[Begin DATASET ROWS]

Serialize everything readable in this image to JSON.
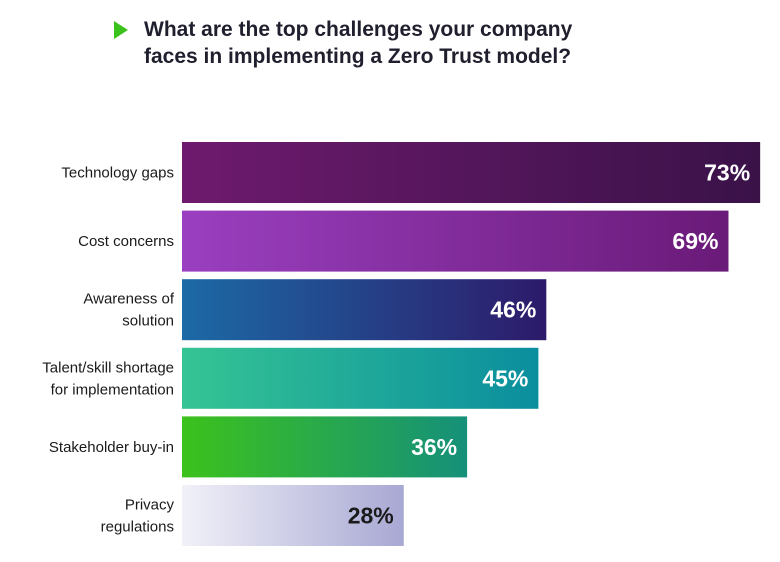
{
  "title": "What are the top challenges your company\nfaces in implementing a Zero Trust model?",
  "colors": {
    "title_arrow": "#3cc21c",
    "title_text": "#1f1f2e"
  },
  "chart_data": {
    "type": "bar",
    "orientation": "horizontal",
    "title": "What are the top challenges your company faces in implementing a Zero Trust model?",
    "categories": [
      "Technology gaps",
      "Cost concerns",
      "Awareness of solution",
      "Talent/skill shortage for implementation",
      "Stakeholder buy-in",
      "Privacy regulations"
    ],
    "category_lines": [
      [
        "Technology gaps"
      ],
      [
        "Cost concerns"
      ],
      [
        "Awareness of",
        "solution"
      ],
      [
        "Talent/skill shortage",
        "for implementation"
      ],
      [
        "Stakeholder buy-in"
      ],
      [
        "Privacy",
        "regulations"
      ]
    ],
    "values": [
      73,
      69,
      46,
      45,
      36,
      28
    ],
    "value_labels": [
      "73%",
      "69%",
      "46%",
      "45%",
      "36%",
      "28%"
    ],
    "unit": "%",
    "xlim": [
      0,
      100
    ],
    "grid": false,
    "legend": "none",
    "bar_gradients": [
      [
        "#6e1a6e",
        "#3a1248"
      ],
      [
        "#9a3fc0",
        "#6a1a78"
      ],
      [
        "#1c6aa6",
        "#2d1a6a"
      ],
      [
        "#35c494",
        "#0a8e9e"
      ],
      [
        "#3cc21c",
        "#15907a"
      ],
      [
        "#f1f1f8",
        "#a8a8d4"
      ]
    ],
    "value_label_colors": [
      "#ffffff",
      "#ffffff",
      "#ffffff",
      "#ffffff",
      "#ffffff",
      "#1a1a1a"
    ]
  }
}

[End DATASET ROWS]

— SET EXERCISE —
Copy all lines from the listing that contain "Awareness".

— SOLUTION FOR THIS TASK —
      "Awareness of solution",
        "Awareness of",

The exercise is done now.